Set exercise
From the records, pick out and copy each line containing "name".

Listed entries
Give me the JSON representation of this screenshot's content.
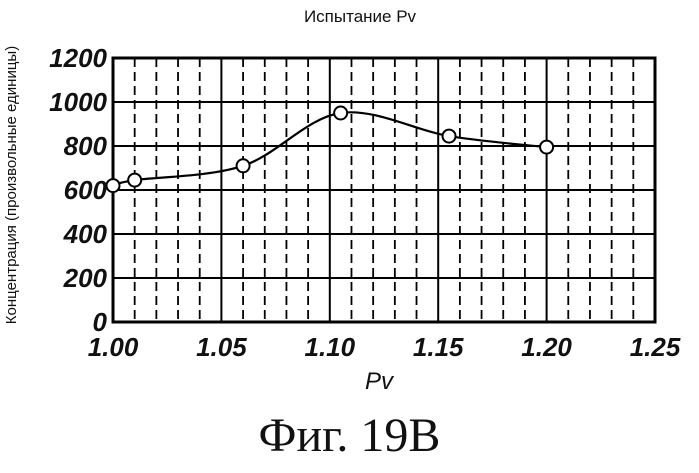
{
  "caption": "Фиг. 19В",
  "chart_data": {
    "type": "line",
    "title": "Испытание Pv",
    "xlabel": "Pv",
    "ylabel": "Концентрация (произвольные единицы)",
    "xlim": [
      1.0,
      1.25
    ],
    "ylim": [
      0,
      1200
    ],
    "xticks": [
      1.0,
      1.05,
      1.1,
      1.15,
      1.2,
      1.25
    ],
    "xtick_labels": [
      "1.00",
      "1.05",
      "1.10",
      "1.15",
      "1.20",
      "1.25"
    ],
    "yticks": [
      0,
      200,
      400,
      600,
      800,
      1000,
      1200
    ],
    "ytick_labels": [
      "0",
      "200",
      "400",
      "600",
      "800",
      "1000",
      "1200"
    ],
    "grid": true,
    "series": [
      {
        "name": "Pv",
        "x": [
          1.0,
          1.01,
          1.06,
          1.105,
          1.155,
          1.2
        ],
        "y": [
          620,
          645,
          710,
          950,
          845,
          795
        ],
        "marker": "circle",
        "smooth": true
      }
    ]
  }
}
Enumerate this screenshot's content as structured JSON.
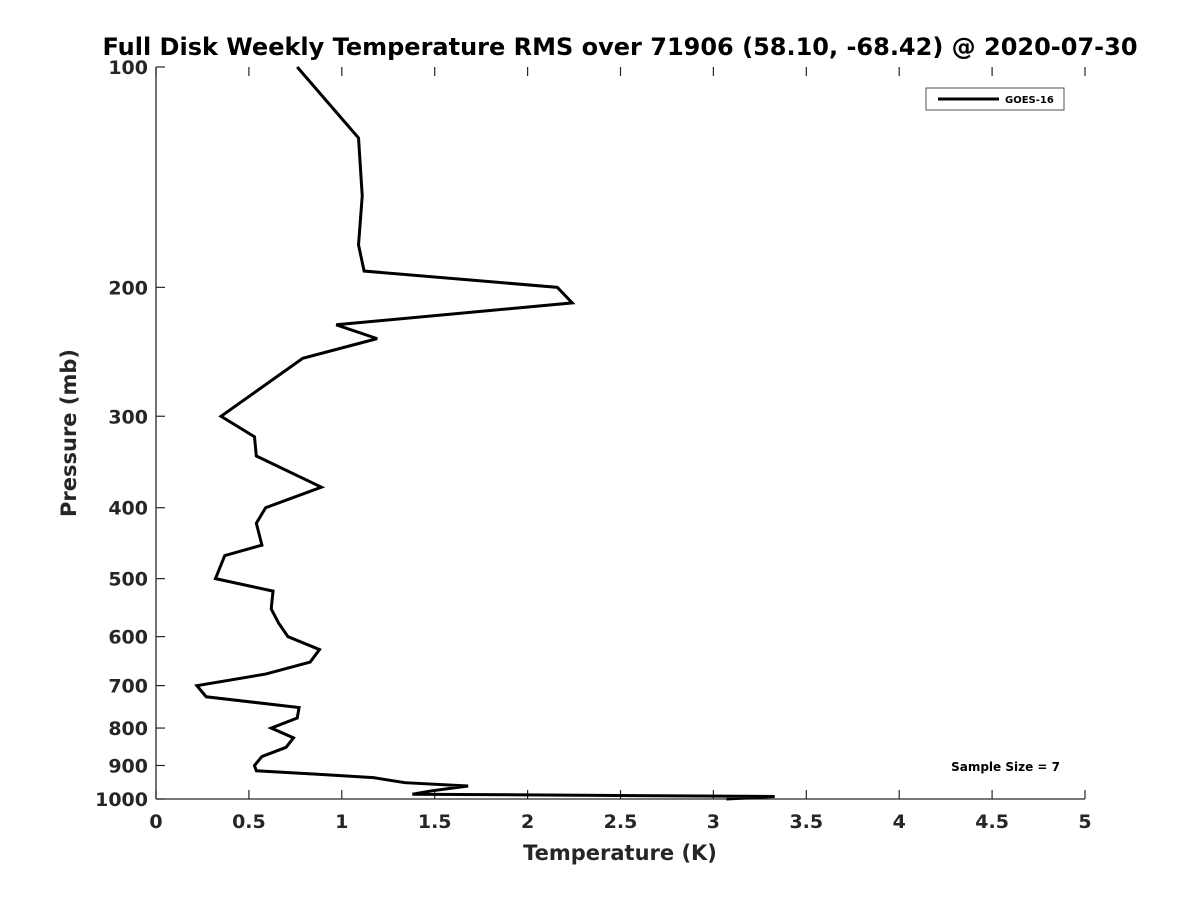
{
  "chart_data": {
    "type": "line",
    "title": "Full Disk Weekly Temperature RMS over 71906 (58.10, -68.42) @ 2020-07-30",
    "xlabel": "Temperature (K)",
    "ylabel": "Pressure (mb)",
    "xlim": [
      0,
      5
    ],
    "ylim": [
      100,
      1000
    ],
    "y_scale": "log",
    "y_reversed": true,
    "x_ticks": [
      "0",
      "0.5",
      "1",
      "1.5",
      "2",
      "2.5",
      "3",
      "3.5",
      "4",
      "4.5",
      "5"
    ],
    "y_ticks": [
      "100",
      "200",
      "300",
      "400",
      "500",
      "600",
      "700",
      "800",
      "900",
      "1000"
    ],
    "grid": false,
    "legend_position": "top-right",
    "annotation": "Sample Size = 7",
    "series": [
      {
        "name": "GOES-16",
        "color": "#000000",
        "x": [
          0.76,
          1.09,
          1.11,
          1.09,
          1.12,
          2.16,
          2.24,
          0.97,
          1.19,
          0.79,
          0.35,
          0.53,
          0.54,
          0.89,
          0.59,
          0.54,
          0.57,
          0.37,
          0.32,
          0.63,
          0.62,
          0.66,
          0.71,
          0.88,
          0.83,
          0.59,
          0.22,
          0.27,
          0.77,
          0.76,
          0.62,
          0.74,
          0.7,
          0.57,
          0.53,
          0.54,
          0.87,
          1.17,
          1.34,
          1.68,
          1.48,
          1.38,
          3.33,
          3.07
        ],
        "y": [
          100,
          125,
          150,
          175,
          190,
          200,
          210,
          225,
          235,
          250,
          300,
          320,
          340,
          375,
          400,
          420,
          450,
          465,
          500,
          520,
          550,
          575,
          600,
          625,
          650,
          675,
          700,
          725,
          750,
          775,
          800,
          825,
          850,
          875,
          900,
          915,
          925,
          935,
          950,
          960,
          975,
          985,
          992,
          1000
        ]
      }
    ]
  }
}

--

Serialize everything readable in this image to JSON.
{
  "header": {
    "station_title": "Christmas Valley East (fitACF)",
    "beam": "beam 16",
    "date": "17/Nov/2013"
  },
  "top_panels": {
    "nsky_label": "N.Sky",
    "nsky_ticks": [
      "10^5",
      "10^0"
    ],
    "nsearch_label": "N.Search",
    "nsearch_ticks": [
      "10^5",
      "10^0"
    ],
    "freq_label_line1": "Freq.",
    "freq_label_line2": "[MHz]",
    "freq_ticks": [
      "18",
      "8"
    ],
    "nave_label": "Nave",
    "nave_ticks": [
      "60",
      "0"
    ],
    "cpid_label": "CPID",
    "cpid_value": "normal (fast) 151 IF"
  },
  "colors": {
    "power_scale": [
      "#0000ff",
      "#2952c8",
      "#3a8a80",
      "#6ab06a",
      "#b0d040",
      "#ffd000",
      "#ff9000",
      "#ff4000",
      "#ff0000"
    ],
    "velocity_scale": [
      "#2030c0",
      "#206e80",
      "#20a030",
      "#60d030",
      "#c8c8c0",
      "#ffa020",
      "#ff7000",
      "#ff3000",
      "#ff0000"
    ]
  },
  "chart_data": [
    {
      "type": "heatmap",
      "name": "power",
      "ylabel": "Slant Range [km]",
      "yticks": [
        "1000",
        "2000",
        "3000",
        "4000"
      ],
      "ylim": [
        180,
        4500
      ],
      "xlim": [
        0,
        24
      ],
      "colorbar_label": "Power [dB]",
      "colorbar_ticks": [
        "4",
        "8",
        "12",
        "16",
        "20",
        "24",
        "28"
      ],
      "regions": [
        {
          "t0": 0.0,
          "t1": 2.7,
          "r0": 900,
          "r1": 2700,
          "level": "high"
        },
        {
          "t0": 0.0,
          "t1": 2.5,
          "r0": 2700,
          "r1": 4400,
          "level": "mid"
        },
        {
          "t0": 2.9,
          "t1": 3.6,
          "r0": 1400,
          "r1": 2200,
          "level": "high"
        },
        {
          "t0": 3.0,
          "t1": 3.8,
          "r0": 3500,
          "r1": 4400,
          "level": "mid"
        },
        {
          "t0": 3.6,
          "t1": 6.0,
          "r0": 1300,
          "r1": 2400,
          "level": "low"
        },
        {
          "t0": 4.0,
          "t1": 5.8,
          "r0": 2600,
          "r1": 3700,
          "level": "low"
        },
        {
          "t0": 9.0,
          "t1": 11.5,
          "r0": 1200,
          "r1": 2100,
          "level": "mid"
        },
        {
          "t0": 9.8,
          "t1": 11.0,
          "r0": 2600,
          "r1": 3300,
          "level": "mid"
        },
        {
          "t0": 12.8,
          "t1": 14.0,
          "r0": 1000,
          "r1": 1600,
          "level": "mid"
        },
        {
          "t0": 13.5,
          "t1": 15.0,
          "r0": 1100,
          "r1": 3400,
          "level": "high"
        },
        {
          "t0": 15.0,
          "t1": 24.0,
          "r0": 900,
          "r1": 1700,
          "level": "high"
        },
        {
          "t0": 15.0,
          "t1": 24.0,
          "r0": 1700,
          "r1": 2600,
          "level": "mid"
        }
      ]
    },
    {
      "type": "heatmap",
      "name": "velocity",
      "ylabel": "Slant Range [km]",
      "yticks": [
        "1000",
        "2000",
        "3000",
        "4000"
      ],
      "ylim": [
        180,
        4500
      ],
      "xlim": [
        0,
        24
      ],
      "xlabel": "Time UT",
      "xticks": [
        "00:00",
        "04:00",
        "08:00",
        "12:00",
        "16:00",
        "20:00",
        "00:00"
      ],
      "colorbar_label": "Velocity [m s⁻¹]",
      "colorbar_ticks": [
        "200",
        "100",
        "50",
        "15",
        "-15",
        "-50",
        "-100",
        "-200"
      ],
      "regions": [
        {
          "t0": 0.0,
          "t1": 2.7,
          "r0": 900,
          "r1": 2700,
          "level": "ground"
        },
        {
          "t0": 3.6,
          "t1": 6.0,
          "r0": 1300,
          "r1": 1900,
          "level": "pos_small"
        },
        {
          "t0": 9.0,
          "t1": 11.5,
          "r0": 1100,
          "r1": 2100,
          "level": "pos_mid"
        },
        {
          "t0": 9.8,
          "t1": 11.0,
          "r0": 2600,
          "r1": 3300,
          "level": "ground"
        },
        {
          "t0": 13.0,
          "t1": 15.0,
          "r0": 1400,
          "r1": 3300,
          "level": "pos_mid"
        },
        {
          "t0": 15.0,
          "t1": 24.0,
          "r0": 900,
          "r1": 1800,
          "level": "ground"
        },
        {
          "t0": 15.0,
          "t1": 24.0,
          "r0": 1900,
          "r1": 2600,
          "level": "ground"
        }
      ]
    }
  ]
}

--

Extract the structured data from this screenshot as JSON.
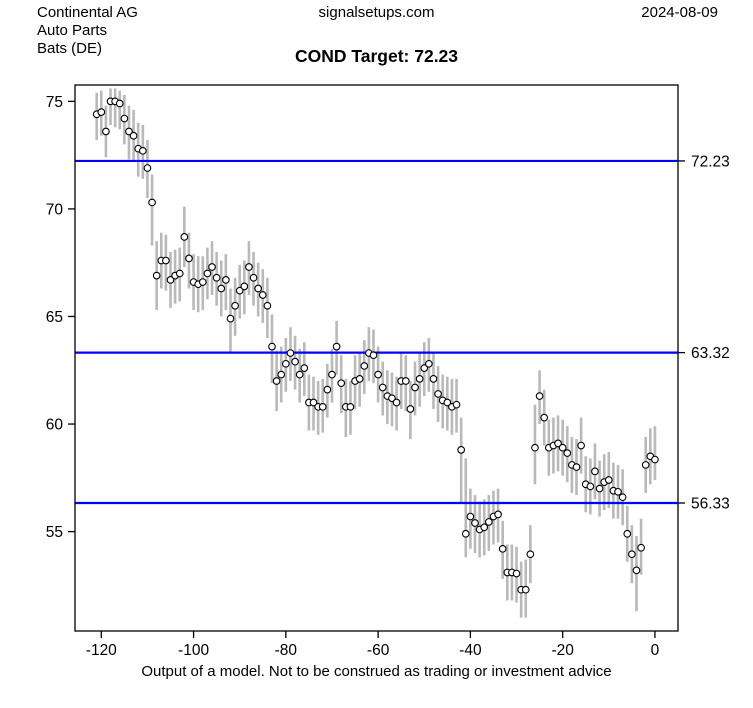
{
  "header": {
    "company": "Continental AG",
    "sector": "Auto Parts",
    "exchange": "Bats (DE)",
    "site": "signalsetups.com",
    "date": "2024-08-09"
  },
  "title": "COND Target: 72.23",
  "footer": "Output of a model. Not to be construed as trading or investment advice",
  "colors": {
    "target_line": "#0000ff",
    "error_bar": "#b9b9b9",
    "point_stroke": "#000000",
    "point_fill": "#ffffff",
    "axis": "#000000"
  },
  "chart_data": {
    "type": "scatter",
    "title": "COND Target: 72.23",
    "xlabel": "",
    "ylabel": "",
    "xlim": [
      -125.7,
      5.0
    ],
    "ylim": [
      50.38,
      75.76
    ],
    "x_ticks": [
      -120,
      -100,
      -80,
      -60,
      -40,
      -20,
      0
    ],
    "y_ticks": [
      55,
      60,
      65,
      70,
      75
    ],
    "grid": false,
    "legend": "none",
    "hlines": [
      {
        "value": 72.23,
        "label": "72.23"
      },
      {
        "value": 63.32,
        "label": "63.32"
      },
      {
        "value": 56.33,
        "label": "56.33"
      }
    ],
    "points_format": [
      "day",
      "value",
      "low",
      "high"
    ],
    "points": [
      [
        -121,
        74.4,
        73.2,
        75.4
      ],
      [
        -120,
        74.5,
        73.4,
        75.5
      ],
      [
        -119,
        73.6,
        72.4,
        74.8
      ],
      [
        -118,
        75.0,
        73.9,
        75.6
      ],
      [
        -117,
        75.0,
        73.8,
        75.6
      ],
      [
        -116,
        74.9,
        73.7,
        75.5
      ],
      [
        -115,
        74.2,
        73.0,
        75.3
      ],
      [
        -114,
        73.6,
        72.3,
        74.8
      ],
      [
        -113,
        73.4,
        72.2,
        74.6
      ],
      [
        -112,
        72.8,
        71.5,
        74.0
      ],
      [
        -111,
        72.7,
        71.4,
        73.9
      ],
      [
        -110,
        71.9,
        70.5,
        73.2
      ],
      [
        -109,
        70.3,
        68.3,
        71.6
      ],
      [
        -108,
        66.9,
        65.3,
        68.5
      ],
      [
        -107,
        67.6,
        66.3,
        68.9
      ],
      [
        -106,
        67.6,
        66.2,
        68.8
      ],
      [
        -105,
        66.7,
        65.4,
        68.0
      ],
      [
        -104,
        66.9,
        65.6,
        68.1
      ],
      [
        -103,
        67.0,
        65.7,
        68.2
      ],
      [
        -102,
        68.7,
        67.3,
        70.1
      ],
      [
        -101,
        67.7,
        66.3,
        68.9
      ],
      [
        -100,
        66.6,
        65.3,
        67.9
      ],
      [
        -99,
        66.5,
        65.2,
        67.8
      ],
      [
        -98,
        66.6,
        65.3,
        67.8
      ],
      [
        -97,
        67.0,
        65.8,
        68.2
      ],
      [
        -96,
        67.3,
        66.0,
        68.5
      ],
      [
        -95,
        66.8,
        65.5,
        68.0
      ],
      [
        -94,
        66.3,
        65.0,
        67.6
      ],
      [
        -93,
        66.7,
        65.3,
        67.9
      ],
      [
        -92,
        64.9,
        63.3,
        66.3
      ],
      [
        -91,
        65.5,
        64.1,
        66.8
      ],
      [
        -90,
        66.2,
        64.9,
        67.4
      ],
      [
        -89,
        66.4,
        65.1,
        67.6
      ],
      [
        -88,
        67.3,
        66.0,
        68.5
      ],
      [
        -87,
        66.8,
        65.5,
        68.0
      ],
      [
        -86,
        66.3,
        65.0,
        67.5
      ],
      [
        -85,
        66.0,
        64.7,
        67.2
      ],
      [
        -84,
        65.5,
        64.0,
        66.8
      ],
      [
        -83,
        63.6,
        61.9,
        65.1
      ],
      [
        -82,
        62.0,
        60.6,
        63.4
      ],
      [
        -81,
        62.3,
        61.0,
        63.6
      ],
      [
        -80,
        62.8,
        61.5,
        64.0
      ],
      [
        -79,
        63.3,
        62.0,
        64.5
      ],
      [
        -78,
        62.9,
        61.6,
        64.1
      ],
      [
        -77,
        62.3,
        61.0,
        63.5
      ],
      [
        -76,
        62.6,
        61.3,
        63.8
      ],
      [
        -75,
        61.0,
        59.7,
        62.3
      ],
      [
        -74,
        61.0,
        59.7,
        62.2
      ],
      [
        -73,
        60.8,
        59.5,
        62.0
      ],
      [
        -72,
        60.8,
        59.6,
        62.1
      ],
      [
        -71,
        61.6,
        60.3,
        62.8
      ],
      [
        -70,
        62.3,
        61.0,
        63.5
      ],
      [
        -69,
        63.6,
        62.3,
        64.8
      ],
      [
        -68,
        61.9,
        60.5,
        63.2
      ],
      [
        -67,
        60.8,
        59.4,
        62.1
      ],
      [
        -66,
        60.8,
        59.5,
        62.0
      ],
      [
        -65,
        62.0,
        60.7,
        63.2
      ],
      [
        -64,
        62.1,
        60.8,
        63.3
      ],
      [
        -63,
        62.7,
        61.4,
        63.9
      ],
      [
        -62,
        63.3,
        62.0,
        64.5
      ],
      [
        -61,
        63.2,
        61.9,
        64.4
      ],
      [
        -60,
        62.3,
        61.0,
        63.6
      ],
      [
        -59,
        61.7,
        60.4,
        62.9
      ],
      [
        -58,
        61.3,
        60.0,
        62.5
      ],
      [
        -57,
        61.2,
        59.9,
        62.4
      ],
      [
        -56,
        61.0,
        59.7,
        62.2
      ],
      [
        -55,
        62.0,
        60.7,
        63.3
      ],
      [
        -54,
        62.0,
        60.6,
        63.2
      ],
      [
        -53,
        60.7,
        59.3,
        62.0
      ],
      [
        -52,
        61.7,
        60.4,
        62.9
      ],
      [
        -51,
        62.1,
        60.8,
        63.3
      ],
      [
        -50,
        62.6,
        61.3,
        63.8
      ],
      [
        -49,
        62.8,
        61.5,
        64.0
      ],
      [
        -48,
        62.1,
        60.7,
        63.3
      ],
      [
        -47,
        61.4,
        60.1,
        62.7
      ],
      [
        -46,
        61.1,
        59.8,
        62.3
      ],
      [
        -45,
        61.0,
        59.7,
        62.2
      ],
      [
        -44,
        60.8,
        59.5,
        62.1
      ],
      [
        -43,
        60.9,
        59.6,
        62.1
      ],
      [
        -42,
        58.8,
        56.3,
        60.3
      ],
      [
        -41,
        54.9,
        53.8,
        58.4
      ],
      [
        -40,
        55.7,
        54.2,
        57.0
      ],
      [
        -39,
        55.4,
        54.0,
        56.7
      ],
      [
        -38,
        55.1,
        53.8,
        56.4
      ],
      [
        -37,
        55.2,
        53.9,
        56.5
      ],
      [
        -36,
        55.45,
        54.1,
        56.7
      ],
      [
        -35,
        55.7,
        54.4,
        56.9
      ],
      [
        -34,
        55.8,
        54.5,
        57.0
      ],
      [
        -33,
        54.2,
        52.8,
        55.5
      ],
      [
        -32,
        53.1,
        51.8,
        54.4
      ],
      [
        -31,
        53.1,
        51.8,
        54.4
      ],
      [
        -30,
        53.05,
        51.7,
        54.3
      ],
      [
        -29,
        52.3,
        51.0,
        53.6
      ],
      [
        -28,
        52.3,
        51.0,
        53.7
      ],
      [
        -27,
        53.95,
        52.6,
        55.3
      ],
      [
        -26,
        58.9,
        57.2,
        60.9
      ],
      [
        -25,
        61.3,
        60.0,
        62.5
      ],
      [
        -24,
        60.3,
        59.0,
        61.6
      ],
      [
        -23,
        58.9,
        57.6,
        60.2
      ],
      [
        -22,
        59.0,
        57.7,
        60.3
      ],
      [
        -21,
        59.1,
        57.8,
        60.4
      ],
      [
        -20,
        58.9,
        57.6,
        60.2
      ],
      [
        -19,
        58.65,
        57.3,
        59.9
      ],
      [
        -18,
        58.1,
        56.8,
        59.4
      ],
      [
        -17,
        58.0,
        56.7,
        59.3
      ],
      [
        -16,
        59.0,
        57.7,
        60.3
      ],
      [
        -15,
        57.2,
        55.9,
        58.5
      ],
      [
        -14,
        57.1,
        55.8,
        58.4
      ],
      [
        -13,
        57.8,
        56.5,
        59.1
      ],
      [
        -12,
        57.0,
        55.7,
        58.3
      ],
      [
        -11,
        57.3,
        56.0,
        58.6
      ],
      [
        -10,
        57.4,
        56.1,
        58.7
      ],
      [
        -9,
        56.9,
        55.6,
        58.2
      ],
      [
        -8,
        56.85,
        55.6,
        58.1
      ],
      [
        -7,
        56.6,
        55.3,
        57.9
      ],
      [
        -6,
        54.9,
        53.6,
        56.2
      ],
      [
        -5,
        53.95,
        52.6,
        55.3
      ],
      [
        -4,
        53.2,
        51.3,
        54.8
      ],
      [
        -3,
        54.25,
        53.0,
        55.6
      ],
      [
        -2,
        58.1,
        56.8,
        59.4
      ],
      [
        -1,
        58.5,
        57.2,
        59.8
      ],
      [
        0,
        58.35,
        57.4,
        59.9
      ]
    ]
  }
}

Solution for this exercise
        "name": "Pv",
        "name": "GOES-16",
      "name": "power",
      "name": "velocity",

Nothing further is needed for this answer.